• Saved entries:
════════════════════
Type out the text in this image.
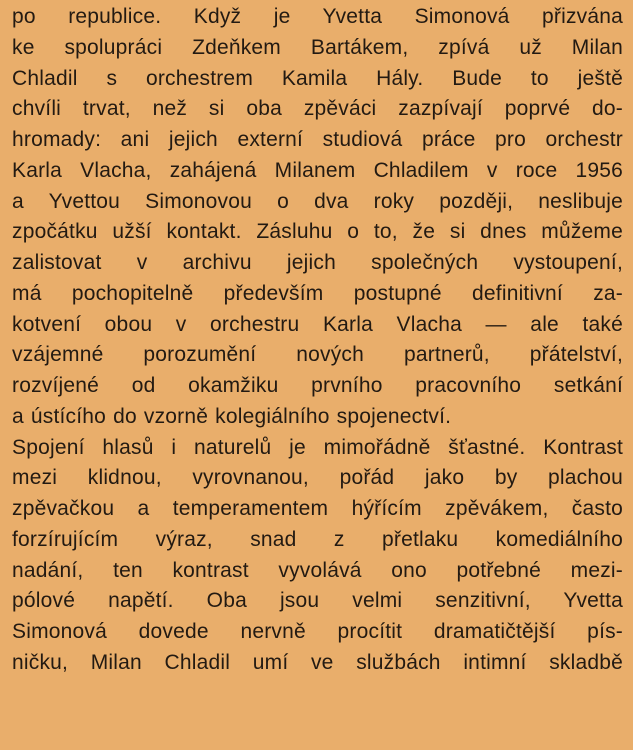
po republice. Když je Yvetta Simonová přizvána
ke spolupráci Zdeňkem Bartákem, zpívá už Milan
Chladil s orchestrem Kamila Hály. Bude to ještě
chvíli trvat, než si oba zpěváci zazpívají poprvé do-
hromady: ani jejich externí studiová práce pro orchestr
Karla Vlacha, zahájená Milanem Chladilem v roce 1956
a Yvettou Simonovou o dva roky později, neslibuje
zpočátku užší kontakt. Zásluhu o to, že si dnes můžeme
zalistovat v archivu jejich společných vystoupení,
má pochopitelně především postupné definitivní za-
kotvení obou v orchestru Karla Vlacha — ale také
vzájemné porozumění nových partnerů, přátelství,
rozvíjené od okamžiku prvního pracovního setkání
a ústícího do vzorně kolegiálního spojenectví.
Spojení hlasů i naturelů je mimořádně šťastné. Kontrast
mezi klidnou, vyrovnanou, pořád jako by plachou
zpěvačkou a temperamentem hýřícím zpěvákem, často
forzírujícím výraz, snad z přetlaku komediálního
nadání, ten kontrast vyvolává ono potřebné mezi-
pólové napětí. Oba jsou velmi senzitivní, Yvetta
Simonová dovede nervně procítit dramatičtější pís-
ničku, Milan Chladil umí ve službách intimní skladbě
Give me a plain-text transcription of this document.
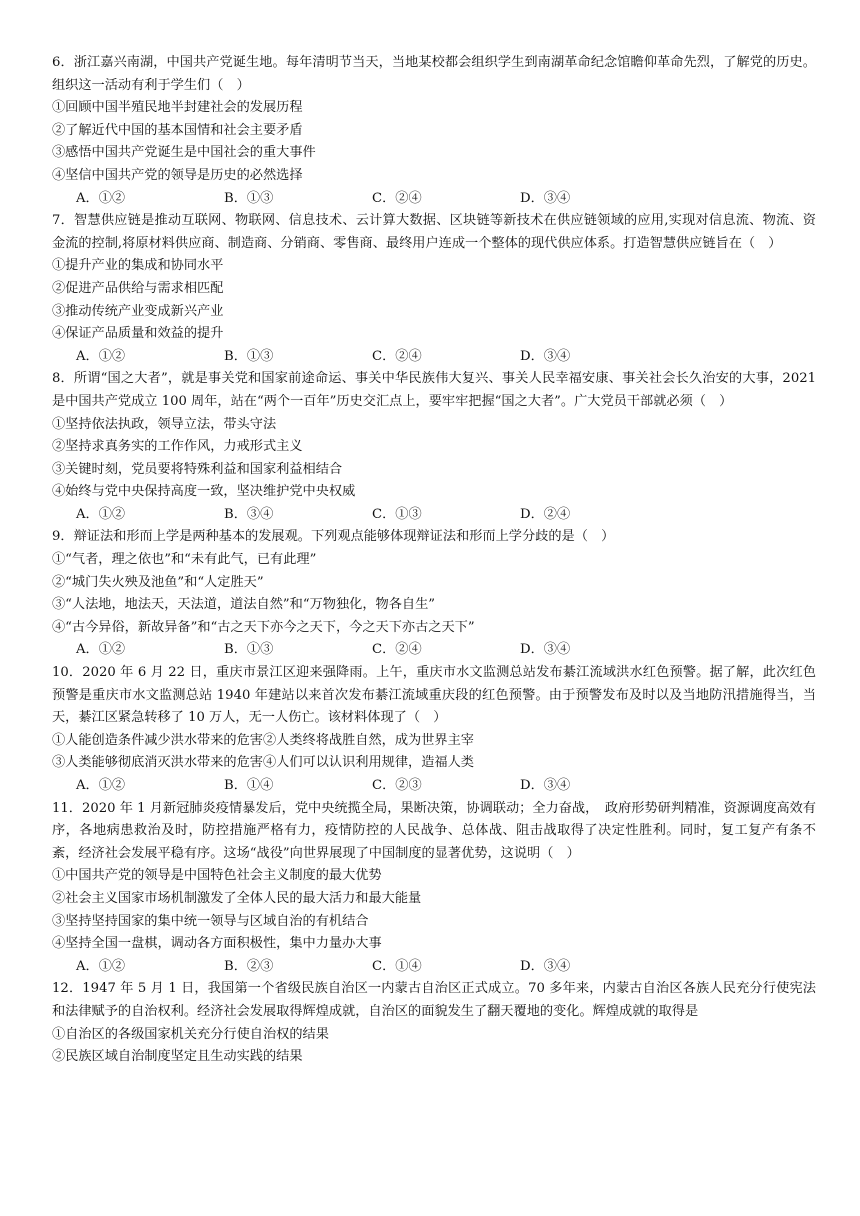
6．浙江嘉兴南湖，中国共产党诞生地。每年清明节当天，当地某校都会组织学生到南湖革命纪念馆瞻仰革命先烈，了解党的历史。组织这一活动有利于学生们（　）
①回顾中国半殖民地半封建社会的发展历程
②了解近代中国的基本国情和社会主要矛盾
③感悟中国共产党诞生是中国社会的重大事件
④坚信中国共产党的领导是历史的必然选择
A．①②	B．①③	C．②④	D．③④
7．智慧供应链是推动互联网、物联网、信息技术、云计算大数据、区块链等新技术在供应链领域的应用,实现对信息流、物流、资金流的控制,将原材料供应商、制造商、分销商、零售商、最终用户连成一个整体的现代供应体系。打造智慧供应链旨在（　）
①提升产业的集成和协同水平
②促进产品供给与需求相匹配
③推动传统产业变成新兴产业
④保证产品质量和效益的提升
A．①②	B．①③	C．②④	D．③④
8．所谓“国之大者”，就是事关党和国家前途命运、事关中华民族伟大复兴、事关人民幸福安康、事关社会长久治安的大事，2021 是中国共产党成立 100 周年，站在“两个一百年”历史交汇点上，要牢牢把握“国之大者”。广大党员干部就必须（　）
①坚持依法执政，领导立法，带头守法
②坚持求真务实的工作作风，力戒形式主义
③关键时刻，党员要将特殊利益和国家利益相结合
④始终与党中央保持高度一致，坚决维护党中央权威
A．①②	B．③④	C．①③	D．②④
9．辩证法和形而上学是两种基本的发展观。下列观点能够体现辩证法和形而上学分歧的是（　）
①“气者，理之依也”和“未有此气，已有此理”
②“城门失火殃及池鱼”和“人定胜天”
③“人法地，地法天，天法道，道法自然”和“万物独化，物各自生”
④“古今异俗，新故异备”和“古之天下亦今之天下，今之天下亦古之天下”
A．①②	B．①③	C．②④	D．③④
10．2020 年 6 月 22 日，重庆市景江区迎来强降雨。上午，重庆市水文监测总站发布綦江流域洪水红色预警。据了解，此次红色预警是重庆市水文监测总站 1940 年建站以来首次发布綦江流域重庆段的红色预警。由于预警发布及时以及当地防汛措施得当，当天，綦江区紧急转移了 10 万人，无一人伤亡。该材料体现了（　）
①人能创造条件减少洪水带来的危害②人类终将战胜自然，成为世界主宰
③人类能够彻底消灭洪水带来的危害④人们可以认识利用规律，造福人类
A．①②	B．①④	C．②③	D．③④
11．2020 年 1 月新冠肺炎疫情暴发后，党中央统揽全局，果断决策，协调联动；全力奋战，　政府形势研判精准，资源调度高效有序，各地病患救治及时，防控措施严格有力，疫情防控的人民战争、总体战、阻击战取得了决定性胜利。同时，复工复产有条不紊，经济社会发展平稳有序。这场“战役”向世界展现了中国制度的显著优势，这说明（　）
①中国共产党的领导是中国特色社会主义制度的最大优势
②社会主义国家市场机制激发了全体人民的最大活力和最大能量
③坚持坚持国家的集中统一领导与区域自治的有机结合
④坚持全国一盘棋，调动各方面积极性，集中力量办大事
A．①②	B．②③	C．①④	D．③④
12．1947 年 5 月 1 日，我国第一个省级民族自治区一内蒙古自治区正式成立。70 多年来，内蒙古自治区各族人民充分行使宪法和法律赋予的自治权利。经济社会发展取得辉煌成就，自治区的面貌发生了翻天覆地的变化。辉煌成就的取得是
①自治区的各级国家机关充分行使自治权的结果
②民族区域自治制度坚定且生动实践的结果
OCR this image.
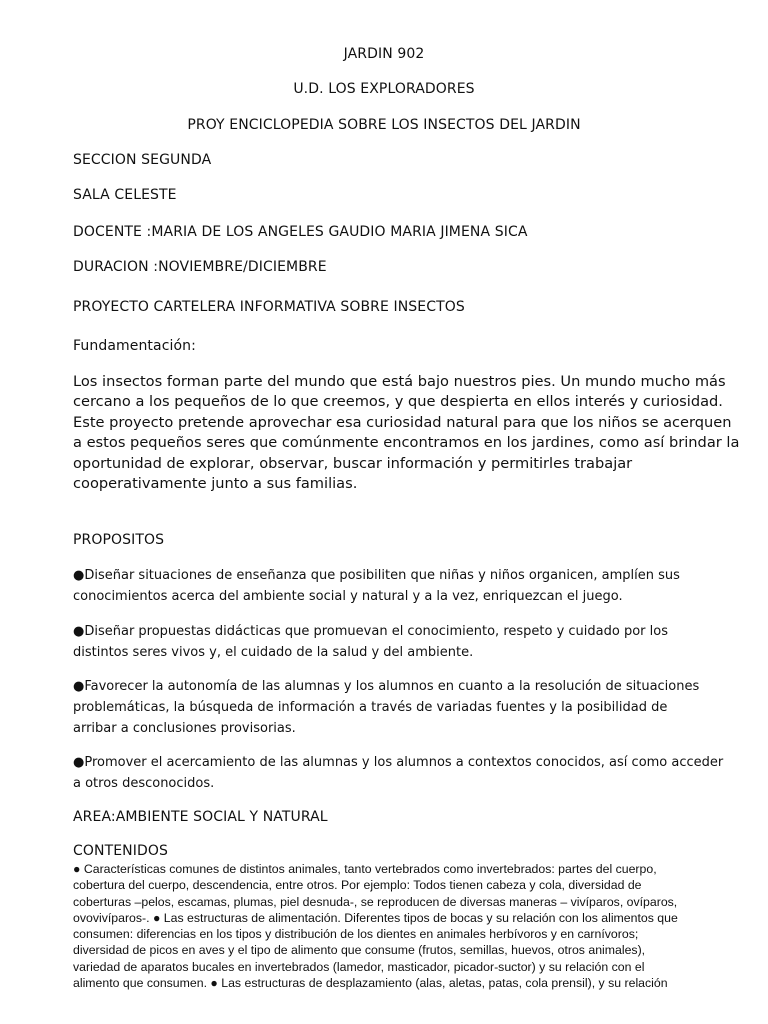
JARDIN 902
U.D. LOS EXPLORADORES
PROY ENCICLOPEDIA SOBRE LOS INSECTOS DEL JARDIN
SECCION SEGUNDA
SALA CELESTE
DOCENTE :MARIA DE LOS ANGELES GAUDIO MARIA JIMENA SICA
DURACION :NOVIEMBRE/DICIEMBRE
PROYECTO CARTELERA INFORMATIVA SOBRE INSECTOS
Fundamentación:
Los insectos forman parte del mundo que está bajo nuestros pies. Un mundo mucho más
cercano a los pequeños de lo que creemos, y que despierta en ellos interés y curiosidad.
Este proyecto pretende aprovechar esa curiosidad natural para que los niños se acerquen
a estos pequeños seres que comúnmente encontramos en los jardines, como así brindar la
oportunidad de explorar, observar, buscar información y permitirles trabajar
cooperativamente junto a sus familias.
PROPOSITOS
●Diseñar situaciones de enseñanza que posibiliten que niñas y niños organicen, amplíen sus
conocimientos acerca del ambiente social y natural y a la vez, enriquezcan el juego.
●Diseñar propuestas didácticas que promuevan el conocimiento, respeto y cuidado por los
distintos seres vivos y, el cuidado de la salud y del ambiente.
●Favorecer la autonomía de las alumnas y los alumnos en cuanto a la resolución de situaciones
problemáticas, la búsqueda de información a través de variadas fuentes y la posibilidad de
arribar a conclusiones provisorias.
●Promover el acercamiento de las alumnas y los alumnos a contextos conocidos, así como acceder
a otros desconocidos.
AREA:AMBIENTE SOCIAL Y NATURAL
CONTENIDOS
● Características comunes de distintos animales, tanto vertebrados como invertebrados: partes del cuerpo,
cobertura del cuerpo, descendencia, entre otros. Por ejemplo: Todos tienen cabeza y cola, diversidad de
coberturas –pelos, escamas, plumas, piel desnuda-, se reproducen de diversas maneras – vivíparos, ovíparos,
ovovivíparos-. ● Las estructuras de alimentación. Diferentes tipos de bocas y su relación con los alimentos que
consumen: diferencias en los tipos y distribución de los dientes en animales herbívoros y en carnívoros;
diversidad de picos en aves y el tipo de alimento que consume (frutos, semillas, huevos, otros animales),
variedad de aparatos bucales en invertebrados (lamedor, masticador, picador-suctor) y su relación con el
alimento que consumen. ● Las estructuras de desplazamiento (alas, aletas, patas, cola prensil), y su relación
════════════════════
• Task brief:
Reproduce all the records verbatim, excluding images.

• Finished answer:
Type out the text in this image.
po republice. Když je Yvetta Simonová přizvána
ke spolupráci Zdeňkem Bartákem, zpívá už Milan
Chladil s orchestrem Kamila Hály. Bude to ještě
chvíli trvat, než si oba zpěváci zazpívají poprvé do-
hromady: ani jejich externí studiová práce pro orchestr
Karla Vlacha, zahájená Milanem Chladilem v roce 1956
a Yvettou Simonovou o dva roky později, neslibuje
zpočátku užší kontakt. Zásluhu o to, že si dnes můžeme
zalistovat v archivu jejich společných vystoupení,
má pochopitelně především postupné definitivní za-
kotvení obou v orchestru Karla Vlacha — ale také
vzájemné porozumění nových partnerů, přátelství,
rozvíjené od okamžiku prvního pracovního setkání
a ústícího do vzorně kolegiálního spojenectví.
Spojení hlasů i naturelů je mimořádně šťastné. Kontrast
mezi klidnou, vyrovnanou, pořád jako by plachou
zpěvačkou a temperamentem hýřícím zpěvákem, často
forzírujícím výraz, snad z přetlaku komediálního
nadání, ten kontrast vyvolává ono potřebné mezi-
pólové napětí. Oba jsou velmi senzitivní, Yvetta
Simonová dovede nervně procítit dramatičtější pís-
ničku, Milan Chladil umí ve službách intimní skladbě
Give me a plain-text transcription of this document.
6．浙江嘉兴南湖，中国共产党诞生地。每年清明节当天，当地某校都会组织学生到南湖革命纪念馆瞻仰革命先烈，了解党的历史。组织这一活动有利于学生们（　）
①回顾中国半殖民地半封建社会的发展历程
②了解近代中国的基本国情和社会主要矛盾
③感悟中国共产党诞生是中国社会的重大事件
④坚信中国共产党的领导是历史的必然选择
A．①②	B．①③	C．②④	D．③④
7．智慧供应链是推动互联网、物联网、信息技术、云计算大数据、区块链等新技术在供应链领域的应用,实现对信息流、物流、资金流的控制,将原材料供应商、制造商、分销商、零售商、最终用户连成一个整体的现代供应体系。打造智慧供应链旨在（　）
①提升产业的集成和协同水平
②促进产品供给与需求相匹配
③推动传统产业变成新兴产业
④保证产品质量和效益的提升
A．①②	B．①③	C．②④	D．③④
8．所谓“国之大者”，就是事关党和国家前途命运、事关中华民族伟大复兴、事关人民幸福安康、事关社会长久治安的大事，2021 是中国共产党成立 100 周年，站在“两个一百年”历史交汇点上，要牢牢把握“国之大者”。广大党员干部就必须（　）
①坚持依法执政，领导立法，带头守法
②坚持求真务实的工作作风，力戒形式主义
③关键时刻，党员要将特殊利益和国家利益相结合
④始终与党中央保持高度一致，坚决维护党中央权威
A．①②	B．③④	C．①③	D．②④
9．辩证法和形而上学是两种基本的发展观。下列观点能够体现辩证法和形而上学分歧的是（　）
①“气者，理之依也”和“未有此气，已有此理”
②“城门失火殃及池鱼”和“人定胜天”
③“人法地，地法天，天法道，道法自然”和“万物独化，物各自生”
④“古今异俗，新故异备”和“古之天下亦今之天下，今之天下亦古之天下”
A．①②	B．①③	C．②④	D．③④
10．2020 年 6 月 22 日，重庆市景江区迎来强降雨。上午，重庆市水文监测总站发布綦江流域洪水红色预警。据了解，此次红色预警是重庆市水文监测总站 1940 年建站以来首次发布綦江流域重庆段的红色预警。由于预警发布及时以及当地防汛措施得当，当天，綦江区紧急转移了 10 万人，无一人伤亡。该材料体现了（　）
①人能创造条件减少洪水带来的危害②人类终将战胜自然，成为世界主宰
③人类能够彻底消灭洪水带来的危害④人们可以认识利用规律，造福人类
A．①②	B．①④	C．②③	D．③④
11．2020 年 1 月新冠肺炎疫情暴发后，党中央统揽全局，果断决策，协调联动；全力奋战，　政府形势研判精准，资源调度高效有序，各地病患救治及时，防控措施严格有力，疫情防控的人民战争、总体战、阻击战取得了决定性胜利。同时，复工复产有条不紊，经济社会发展平稳有序。这场“战役”向世界展现了中国制度的显著优势，这说明（　）
①中国共产党的领导是中国特色社会主义制度的最大优势
②社会主义国家市场机制激发了全体人民的最大活力和最大能量
③坚持坚持国家的集中统一领导与区域自治的有机结合
④坚持全国一盘棋，调动各方面积极性，集中力量办大事
A．①②	B．②③	C．①④	D．③④
12．1947 年 5 月 1 日，我国第一个省级民族自治区一内蒙古自治区正式成立。70 多年来，内蒙古自治区各族人民充分行使宪法和法律赋予的自治权利。经济社会发展取得辉煌成就，自治区的面貌发生了翻天覆地的变化。辉煌成就的取得是
①自治区的各级国家机关充分行使自治权的结果
②民族区域自治制度坚定且生动实践的结果
OCR this image.
JARDIN 902
U.D. LOS EXPLORADORES
PROY ENCICLOPEDIA SOBRE LOS INSECTOS DEL JARDIN
SECCION SEGUNDA
SALA CELESTE
DOCENTE :MARIA DE LOS ANGELES GAUDIO MARIA JIMENA SICA
DURACION :NOVIEMBRE/DICIEMBRE
PROYECTO CARTELERA INFORMATIVA SOBRE INSECTOS
Fundamentación:
Los insectos forman parte del mundo que está bajo nuestros pies. Un mundo mucho más
cercano a los pequeños de lo que creemos, y que despierta en ellos interés y curiosidad.
Este proyecto pretende aprovechar esa curiosidad natural para que los niños se acerquen
a estos pequeños seres que comúnmente encontramos en los jardines, como así brindar la
oportunidad de explorar, observar, buscar información y permitirles trabajar
cooperativamente junto a sus familias.
PROPOSITOS
●Diseñar situaciones de enseñanza que posibiliten que niñas y niños organicen, amplíen sus
conocimientos acerca del ambiente social y natural y a la vez, enriquezcan el juego.
●Diseñar propuestas didácticas que promuevan el conocimiento, respeto y cuidado por los
distintos seres vivos y, el cuidado de la salud y del ambiente.
●Favorecer la autonomía de las alumnas y los alumnos en cuanto a la resolución de situaciones
problemáticas, la búsqueda de información a través de variadas fuentes y la posibilidad de
arribar a conclusiones provisorias.
●Promover el acercamiento de las alumnas y los alumnos a contextos conocidos, así como acceder
a otros desconocidos.
AREA:AMBIENTE SOCIAL Y NATURAL
CONTENIDOS
● Características comunes de distintos animales, tanto vertebrados como invertebrados: partes del cuerpo,
cobertura del cuerpo, descendencia, entre otros. Por ejemplo: Todos tienen cabeza y cola, diversidad de
coberturas –pelos, escamas, plumas, piel desnuda-, se reproducen de diversas maneras – vivíparos, ovíparos,
ovovivíparos-. ● Las estructuras de alimentación. Diferentes tipos de bocas y su relación con los alimentos que
consumen: diferencias en los tipos y distribución de los dientes en animales herbívoros y en carnívoros;
diversidad de picos en aves y el tipo de alimento que consume (frutos, semillas, huevos, otros animales),
variedad de aparatos bucales en invertebrados (lamedor, masticador, picador-suctor) y su relación con el
alimento que consumen. ● Las estructuras de desplazamiento (alas, aletas, patas, cola prensil), y su relación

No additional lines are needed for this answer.